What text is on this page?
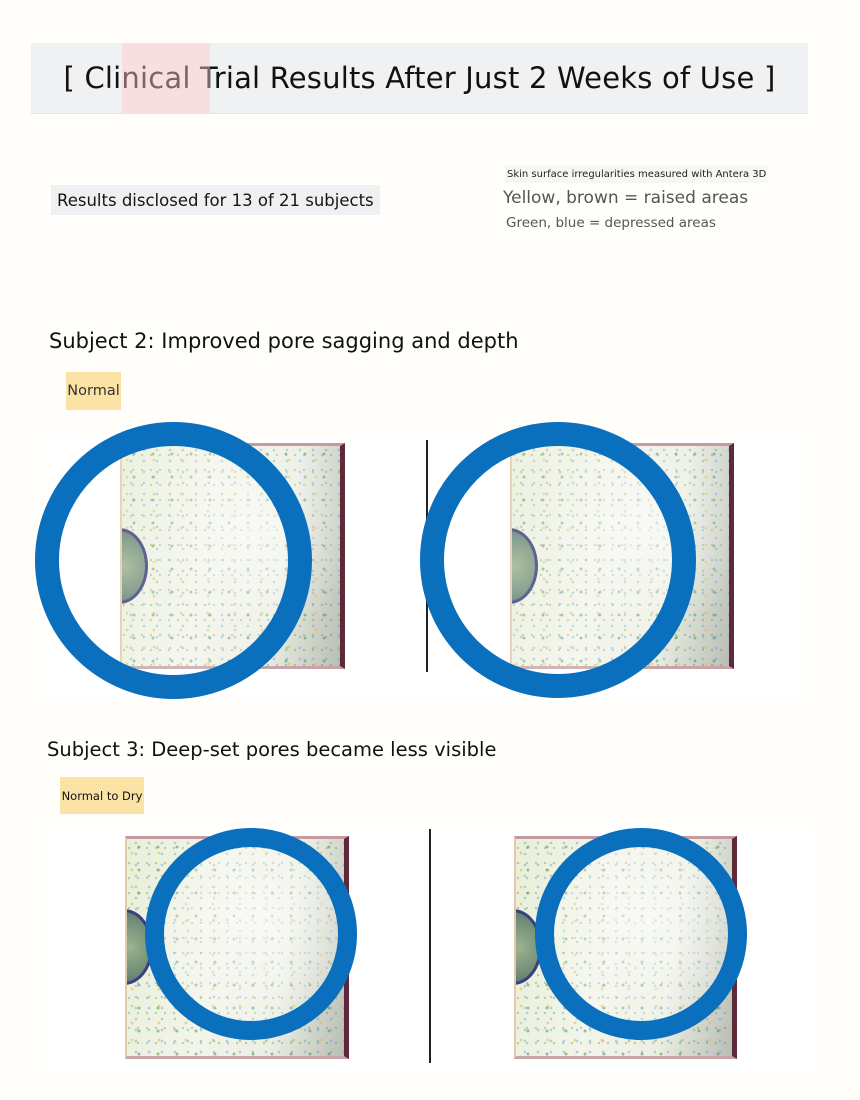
[ Clinical Trial Results After Just 2 Weeks of Use ]
Results disclosed for 13 of 21 subjects
Skin surface irregularities measured with Antera 3D
Yellow, brown = raised areas
Green, blue = depressed areas
Subject 2: Improved pore sagging and depth
Normal
Subject 3: Deep-set pores became less visible
Normal to Dry
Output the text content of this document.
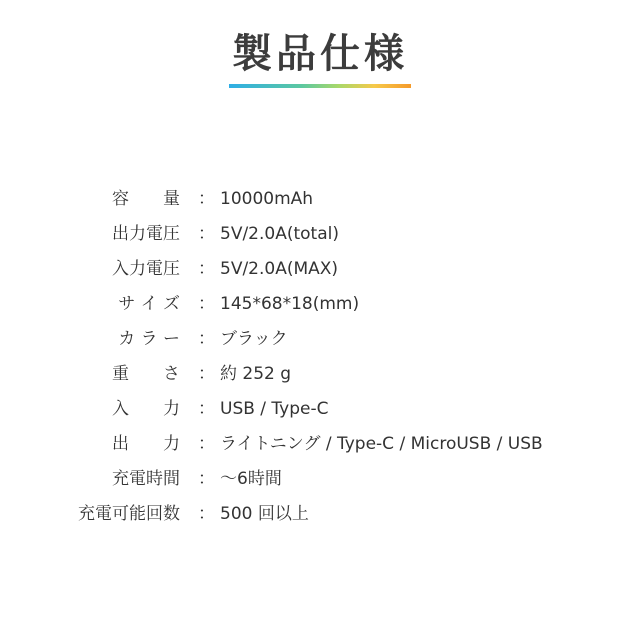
製品仕様
容　　量 ： 10000mAh
出力電圧 ： 5V/2.0A(total)
入力電圧 ： 5V/2.0A(MAX)
サ イ ズ ： 145*68*18(mm)
カ ラ ー ： ブラック
重　　さ ： 約 252 g
入　　力 ： USB / Type-C
出　　力 ： ライトニング / Type-C / MicroUSB / USB
充電時間 ： ～6時間
充電可能回数 ： 500 回以上
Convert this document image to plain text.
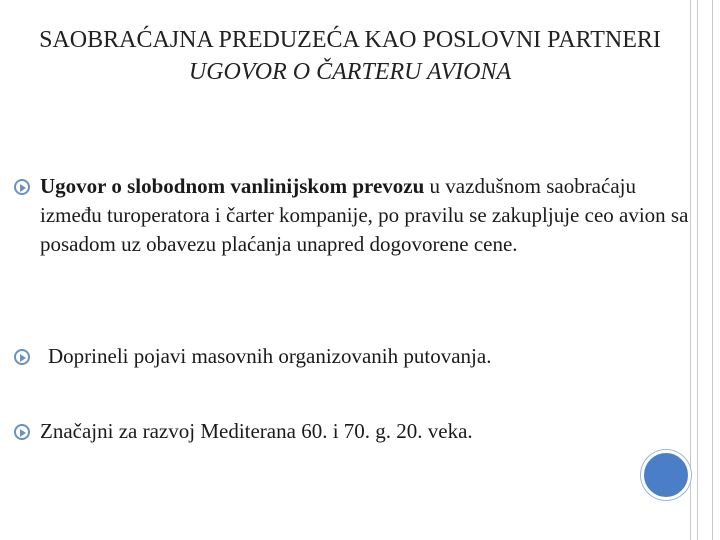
SAOBRAĆAJNA PREDUZEĆA KAO POSLOVNI PARTNERI
UGOVOR O ČARTERU AVIONA
Ugovor o slobodnom vanlinijskom prevozu u vazdušnom saobraćaju između turoperatora i čarter kompanije, po pravilu se zakupljuje ceo avion sa posadom uz obavezu plaćanja unapred dogovorene cene.
Doprineli pojavi masovnih organizovanih putovanja.
Značajni za razvoj Mediterana 60. i 70. g. 20. veka.
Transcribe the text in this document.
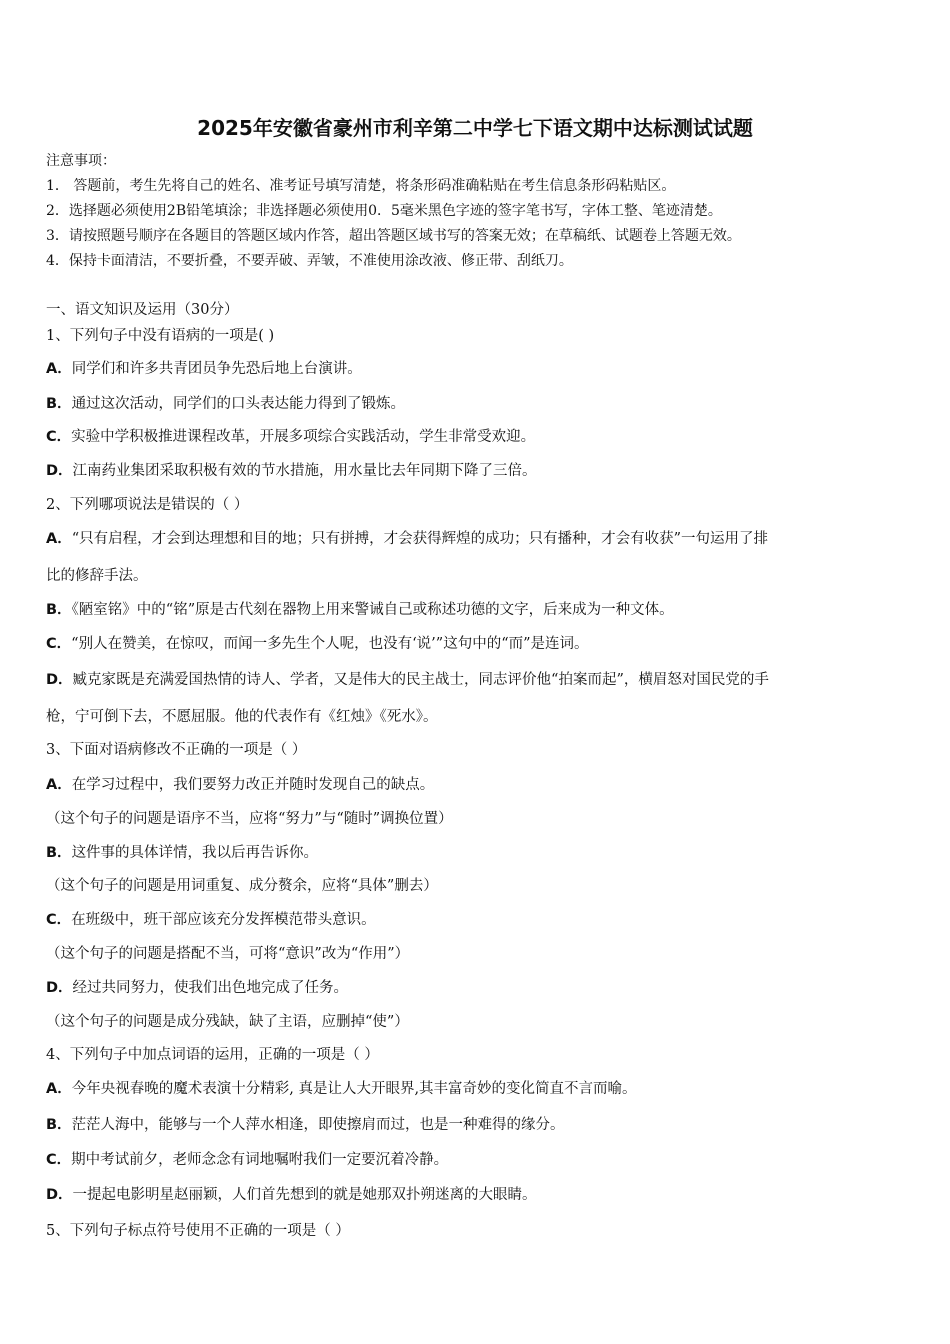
2025年安徽省豪州市利辛第二中学七下语文期中达标测试试题
注意事项：
1． 答题前，考生先将自己的姓名、准考证号填写清楚，将条形码准确粘贴在考生信息条形码粘贴区。
2．选择题必须使用2B铅笔填涂；非选择题必须使用0．5毫米黑色字迹的签字笔书写，字体工整、笔迹清楚。
3．请按照题号顺序在各题目的答题区域内作答，超出答题区域书写的答案无效；在草稿纸、试题卷上答题无效。
4．保持卡面清洁，不要折叠，不要弄破、弄皱，不准使用涂改液、修正带、刮纸刀。
一、语文知识及运用（30分）
1、下列句子中没有语病的一项是( )
A．同学们和许多共青团员争先恐后地上台演讲。
B．通过这次活动，同学们的口头表达能力得到了锻炼。
C．实验中学积极推进课程改革，开展多项综合实践活动，学生非常受欢迎。
D．江南药业集团采取积极有效的节水措施，用水量比去年同期下降了三倍。
2、下列哪项说法是错误的（ ）
A．“只有启程，才会到达理想和目的地；只有拼搏，才会获得辉煌的成功；只有播种，才会有收获”一句运用了排
比的修辞手法。
B．《陋室铭》中的“铭”原是古代刻在器物上用来警诫自己或称述功德的文字，后来成为一种文体。
C．“别人在赞美，在惊叹，而闻一多先生个人呢，也没有‘说’”这句中的“而”是连词。
D．臧克家既是充满爱国热情的诗人、学者，又是伟大的民主战士，同志评价他“拍案而起”，横眉怒对国民党的手
枪，宁可倒下去，不愿屈服。他的代表作有《红烛》《死水》。
3、下面对语病修改不正确的一项是（ ）
A．在学习过程中，我们要努力改正并随时发现自己的缺点。
（这个句子的问题是语序不当，应将“努力”与“随时”调换位置）
B．这件事的具体详情，我以后再告诉你。
（这个句子的问题是用词重复、成分赘余，应将“具体”删去）
C．在班级中，班干部应该充分发挥模范带头意识。
（这个句子的问题是搭配不当，可将“意识”改为“作用”）
D．经过共同努力，使我们出色地完成了任务。
（这个句子的问题是成分残缺，缺了主语，应删掉“使”）
4、下列句子中加点词语的运用，正确的一项是（ ）
A．今年央视春晚的魔术表演十分精彩, 真是让人大开眼界,其丰富奇妙的变化简直不言而喻。
B．茫茫人海中，能够与一个人萍水相逢，即使擦肩而过，也是一种难得的缘分。
C．期中考试前夕，老师念念有词地嘱咐我们一定要沉着冷静。
D．一提起电影明星赵丽颖，人们首先想到的就是她那双扑朔迷离的大眼睛。
5、下列句子标点符号使用不正确的一项是（ ）
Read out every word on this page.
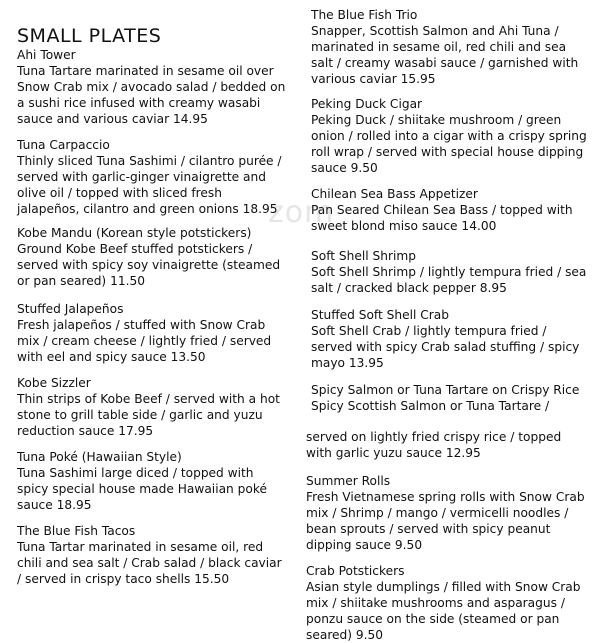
SMALL PLATES
zom
Ahi Tower
Tuna Tartare marinated in sesame oil over Snow Crab mix / avocado salad / bedded on a sushi rice infused with creamy wasabi sauce and various caviar 14.95
Tuna Carpaccio
Thinly sliced Tuna Sashimi / cilantro purée / served with garlic-ginger vinaigrette and olive oil / topped with sliced fresh jalapeños, cilantro and green onions 18.95
Kobe Mandu (Korean style potstickers)
Ground Kobe Beef stuffed potstickers / served with spicy soy vinaigrette (steamed or pan seared) 11.50
Stuffed Jalapeños
Fresh jalapeños / stuffed with Snow Crab mix / cream cheese / lightly fried / served with eel and spicy sauce 13.50
Kobe Sizzler
Thin strips of Kobe Beef / served with a hot stone to grill table side / garlic and yuzu reduction sauce 17.95
Tuna Poké (Hawaiian Style)
Tuna Sashimi large diced / topped with spicy special house made Hawaiian poké sauce 18.95
The Blue Fish Tacos
Tuna Tartar marinated in sesame oil, red chili and sea salt / Crab salad / black caviar / served in crispy taco shells 15.50
The Blue Fish Trio
Snapper, Scottish Salmon and Ahi Tuna / marinated in sesame oil, red chili and sea salt / creamy wasabi sauce / garnished with various caviar 15.95
Peking Duck Cigar
Peking Duck / shiitake mushroom / green onion / rolled into a cigar with a crispy spring roll wrap / served with special house dipping sauce 9.50
Chilean Sea Bass Appetizer
Pan Seared Chilean Sea Bass / topped with sweet blond miso sauce 14.00
Soft Shell Shrimp
Soft Shell Shrimp / lightly tempura fried / sea salt / cracked black pepper 8.95
Stuffed Soft Shell Crab
Soft Shell Crab / lightly tempura fried / served with spicy Crab salad stuffing / spicy mayo 13.95
Spicy Salmon or Tuna Tartare on Crispy Rice
Spicy Scottish Salmon or Tuna Tartare /
served on lightly fried crispy rice / topped with garlic yuzu sauce 12.95
Summer Rolls
Fresh Vietnamese spring rolls with Snow Crab mix / Shrimp / mango / vermicelli noodles / bean sprouts / served with spicy peanut dipping sauce 9.50
Crab Potstickers
Asian style dumplings / filled with Snow Crab mix / shiitake mushrooms and asparagus / ponzu sauce on the side (steamed or pan seared) 9.50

⁂

— Problem details —
Without the images, write out each line of the data verbatim.

— Complete response —
What text is on this page?
[ Clinical Trial Results After Just 2 Weeks of Use ]
Results disclosed for 13 of 21 subjects
Skin surface irregularities measured with Antera 3D
Yellow, brown = raised areas
Green, blue = depressed areas
Subject 2: Improved pore sagging and depth
Normal
Subject 3: Deep-set pores became less visible
Normal to Dry
Output the text content of this document.
製品仕様
容　　量 ： 10000mAh
出力電圧 ： 5V/2.0A(total)
入力電圧 ： 5V/2.0A(MAX)
サ イ ズ ： 145*68*18(mm)
カ ラ ー ： ブラック
重　　さ ： 約 252 g
入　　力 ： USB / Type-C
出　　力 ： ライトニング / Type-C / MicroUSB / USB
充電時間 ： ～6時間
充電可能回数 ： 500 回以上
Convert this document image to plain text.
SAOBRAĆAJNA PREDUZEĆA KAO POSLOVNI PARTNERI
UGOVOR O ČARTERU AVIONA
Ugovor o slobodnom vanlinijskom prevozu u vazdušnom saobraćaju između turoperatora i čarter kompanije, po pravilu se zakupljuje ceo avion sa posadom uz obavezu plaćanja unapred dogovorene cene.
Doprineli pojavi masovnih organizovanih putovanja.
Značajni za razvoj Mediterana 60. i 70. g. 20. veka.
Transcribe the text in this document.
2025年安徽省豪州市利辛第二中学七下语文期中达标测试试题
注意事项：
1． 答题前，考生先将自己的姓名、准考证号填写清楚，将条形码准确粘贴在考生信息条形码粘贴区。
2．选择题必须使用2B铅笔填涂；非选择题必须使用0．5毫米黑色字迹的签字笔书写，字体工整、笔迹清楚。
3．请按照题号顺序在各题目的答题区域内作答，超出答题区域书写的答案无效；在草稿纸、试题卷上答题无效。
4．保持卡面清洁，不要折叠，不要弄破、弄皱，不准使用涂改液、修正带、刮纸刀。
一、语文知识及运用（30分）
1、下列句子中没有语病的一项是( )
A．同学们和许多共青团员争先恐后地上台演讲。
B．通过这次活动，同学们的口头表达能力得到了锻炼。
C．实验中学积极推进课程改革，开展多项综合实践活动，学生非常受欢迎。
D．江南药业集团采取积极有效的节水措施，用水量比去年同期下降了三倍。
2、下列哪项说法是错误的（ ）
A．“只有启程，才会到达理想和目的地；只有拼搏，才会获得辉煌的成功；只有播种，才会有收获”一句运用了排
比的修辞手法。
B．《陋室铭》中的“铭”原是古代刻在器物上用来警诫自己或称述功德的文字，后来成为一种文体。
C．“别人在赞美，在惊叹，而闻一多先生个人呢，也没有‘说’”这句中的“而”是连词。
D．臧克家既是充满爱国热情的诗人、学者，又是伟大的民主战士，同志评价他“拍案而起”，横眉怒对国民党的手
枪，宁可倒下去，不愿屈服。他的代表作有《红烛》《死水》。
3、下面对语病修改不正确的一项是（ ）
A．在学习过程中，我们要努力改正并随时发现自己的缺点。
（这个句子的问题是语序不当，应将“努力”与“随时”调换位置）
B．这件事的具体详情，我以后再告诉你。
（这个句子的问题是用词重复、成分赘余，应将“具体”删去）
C．在班级中，班干部应该充分发挥模范带头意识。
（这个句子的问题是搭配不当，可将“意识”改为“作用”）
D．经过共同努力，使我们出色地完成了任务。
（这个句子的问题是成分残缺，缺了主语，应删掉“使”）
4、下列句子中加点词语的运用，正确的一项是（ ）
A．今年央视春晚的魔术表演十分精彩, 真是让人大开眼界,其丰富奇妙的变化简直不言而喻。
B．茫茫人海中，能够与一个人萍水相逢，即使擦肩而过，也是一种难得的缘分。
C．期中考试前夕，老师念念有词地嘱咐我们一定要沉着冷静。
D．一提起电影明星赵丽颖，人们首先想到的就是她那双扑朔迷离的大眼睛。
5、下列句子标点符号使用不正确的一项是（ ）
Read out every word on this page.
SMALL PLATES
zom
Ahi Tower
Tuna Tartare marinated in sesame oil over Snow Crab mix / avocado salad / bedded on a sushi rice infused with creamy wasabi sauce and various caviar 14.95
Tuna Carpaccio
Thinly sliced Tuna Sashimi / cilantro purée / served with garlic-ginger vinaigrette and olive oil / topped with sliced fresh jalapeños, cilantro and green onions 18.95
Kobe Mandu (Korean style potstickers)
Ground Kobe Beef stuffed potstickers / served with spicy soy vinaigrette (steamed or pan seared) 11.50
Stuffed Jalapeños
Fresh jalapeños / stuffed with Snow Crab mix / cream cheese / lightly fried / served with eel and spicy sauce 13.50
Kobe Sizzler
Thin strips of Kobe Beef / served with a hot stone to grill table side / garlic and yuzu reduction sauce 17.95
Tuna Poké (Hawaiian Style)
Tuna Sashimi large diced / topped with spicy special house made Hawaiian poké sauce 18.95
The Blue Fish Tacos
Tuna Tartar marinated in sesame oil, red chili and sea salt / Crab salad / black caviar / served in crispy taco shells 15.50
The Blue Fish Trio
Snapper, Scottish Salmon and Ahi Tuna / marinated in sesame oil, red chili and sea salt / creamy wasabi sauce / garnished with various caviar 15.95
Peking Duck Cigar
Peking Duck / shiitake mushroom / green onion / rolled into a cigar with a crispy spring roll wrap / served with special house dipping sauce 9.50
Chilean Sea Bass Appetizer
Pan Seared Chilean Sea Bass / topped with sweet blond miso sauce 14.00
Soft Shell Shrimp
Soft Shell Shrimp / lightly tempura fried / sea salt / cracked black pepper 8.95
Stuffed Soft Shell Crab
Soft Shell Crab / lightly tempura fried / served with spicy Crab salad stuffing / spicy mayo 13.95
Spicy Salmon or Tuna Tartare on Crispy Rice
Spicy Scottish Salmon or Tuna Tartare /
served on lightly fried crispy rice / topped with garlic yuzu sauce 12.95
Summer Rolls
Fresh Vietnamese spring rolls with Snow Crab mix / Shrimp / mango / vermicelli noodles / bean sprouts / served with spicy peanut dipping sauce 9.50
Crab Potstickers
Asian style dumplings / filled with Snow Crab mix / shiitake mushrooms and asparagus / ponzu sauce on the side (steamed or pan seared) 9.50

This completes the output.